• [What to do] Every entry below should be printed exactly, without its images.

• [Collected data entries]
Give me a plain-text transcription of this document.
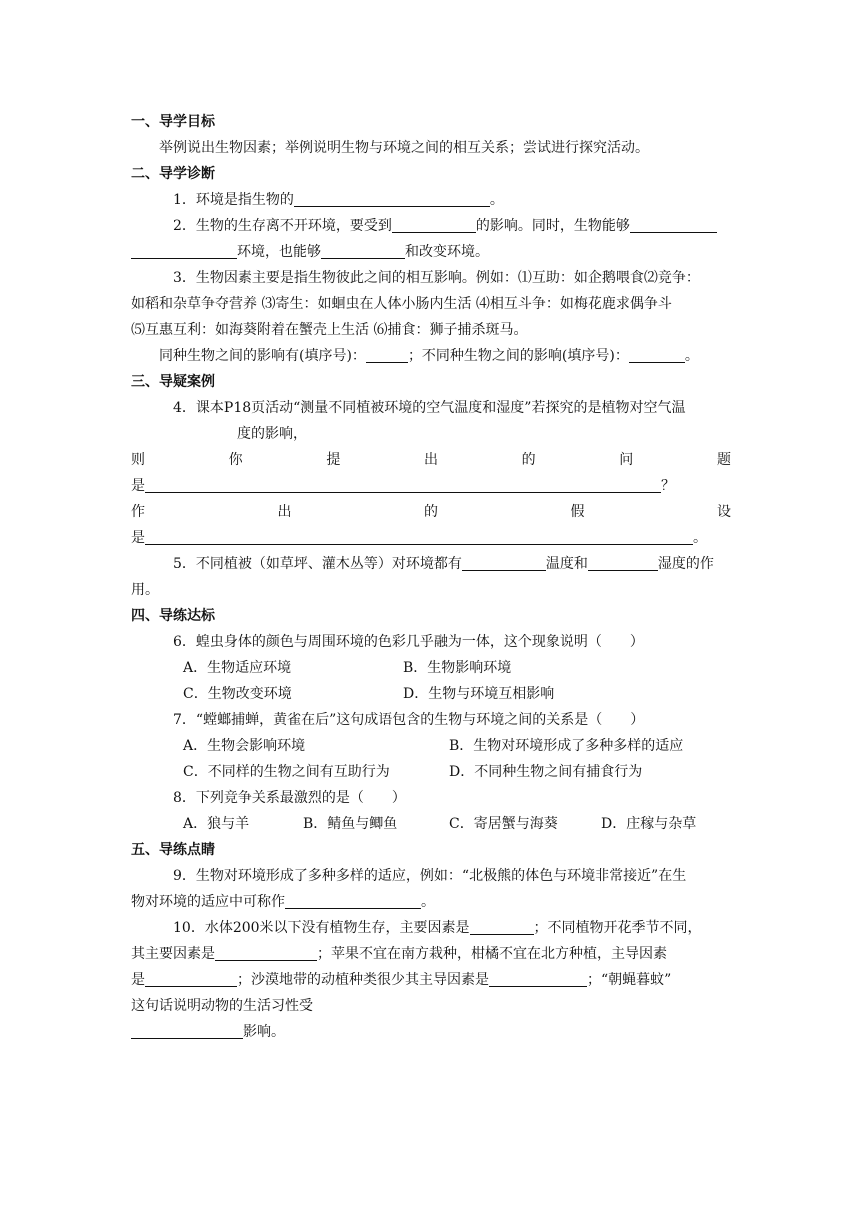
一、导学目标
举例说出生物因素；举例说明生物与环境之间的相互关系；尝试进行探究活动。
二、导学诊断
1．环境是指生物的	。
2．生物的生存离不开环境，要受到	的影响。同时，生物能够
环境，也能够	和改变环境。
3．生物因素主要是指生物彼此之间的相互影响。例如：⑴互助：如企鹅喂食⑵竞争：
如稻和杂草争夺营养 ⑶寄生：如蛔虫在人体小肠内生活 ⑷相互斗争：如梅花鹿求偶争斗
⑸互惠互利：如海葵附着在蟹壳上生活 ⑹捕食：狮子捕杀斑马。
同种生物之间的影响有(填序号)：	；不同种生物之间的影响(填序号)：	。
三、导疑案例
4．课本P18页活动“测量不同植被环境的空气温度和湿度”若探究的是植物对空气温
度的影响，
则	你	提	出	的	问	题
是	？
作	出	的	假	设
是	。
5．不同植被（如草坪、灌木丛等）对环境都有	温度和	湿度的作
用。
四、导练达标
6．蝗虫身体的颜色与周围环境的色彩几乎融为一体，这个现象说明（　　）
A．生物适应环境	B．生物影响环境
C．生物改变环境	D．生物与环境互相影响
7．“螳螂捕蝉，黄雀在后”这句成语包含的生物与环境之间的关系是（　　）
A．生物会影响环境	B．生物对环境形成了多种多样的适应
C．不同样的生物之间有互助行为	D．不同种生物之间有捕食行为
8．下列竞争关系最激烈的是（　　）
A．狼与羊	B．鲭鱼与鲫鱼	C．寄居蟹与海葵	D．庄稼与杂草
五、导练点睛
9．生物对环境形成了多种多样的适应，例如：“北极熊的体色与环境非常接近”在生
物对环境的适应中可称作	。
10．水体200米以下没有植物生存，主要因素是	；不同植物开花季节不同，
其主要因素是	；苹果不宜在南方栽种，柑橘不宜在北方种植，主导因素
是	；沙漠地带的动植种类很少其主导因素是	；“朝蝇暮蚊”
这句话说明动物的生活习性受
影响。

• [Solution to this problem]
Give me a plain-text transcription of this document.
一、导学目标
举例说出生物因素；举例说明生物与环境之间的相互关系；尝试进行探究活动。
二、导学诊断
1．环境是指生物的	。
2．生物的生存离不开环境，要受到	的影响。同时，生物能够
环境，也能够	和改变环境。
3．生物因素主要是指生物彼此之间的相互影响。例如：⑴互助：如企鹅喂食⑵竞争：
如稻和杂草争夺营养 ⑶寄生：如蛔虫在人体小肠内生活 ⑷相互斗争：如梅花鹿求偶争斗
⑸互惠互利：如海葵附着在蟹壳上生活 ⑹捕食：狮子捕杀斑马。
同种生物之间的影响有(填序号)：	；不同种生物之间的影响(填序号)：	。
三、导疑案例
4．课本P18页活动“测量不同植被环境的空气温度和湿度”若探究的是植物对空气温
度的影响，
则	你	提	出	的	问	题
是	？
作	出	的	假	设
是	。
5．不同植被（如草坪、灌木丛等）对环境都有	温度和	湿度的作
用。
四、导练达标
6．蝗虫身体的颜色与周围环境的色彩几乎融为一体，这个现象说明（　　）
A．生物适应环境	B．生物影响环境
C．生物改变环境	D．生物与环境互相影响
7．“螳螂捕蝉，黄雀在后”这句成语包含的生物与环境之间的关系是（　　）
A．生物会影响环境	B．生物对环境形成了多种多样的适应
C．不同样的生物之间有互助行为	D．不同种生物之间有捕食行为
8．下列竞争关系最激烈的是（　　）
A．狼与羊	B．鲭鱼与鲫鱼	C．寄居蟹与海葵	D．庄稼与杂草
五、导练点睛
9．生物对环境形成了多种多样的适应，例如：“北极熊的体色与环境非常接近”在生
物对环境的适应中可称作	。
10．水体200米以下没有植物生存，主要因素是	；不同植物开花季节不同，
其主要因素是	；苹果不宜在南方栽种，柑橘不宜在北方种植，主导因素
是	；沙漠地带的动植种类很少其主导因素是	；“朝蝇暮蚊”
这句话说明动物的生活习性受
影响。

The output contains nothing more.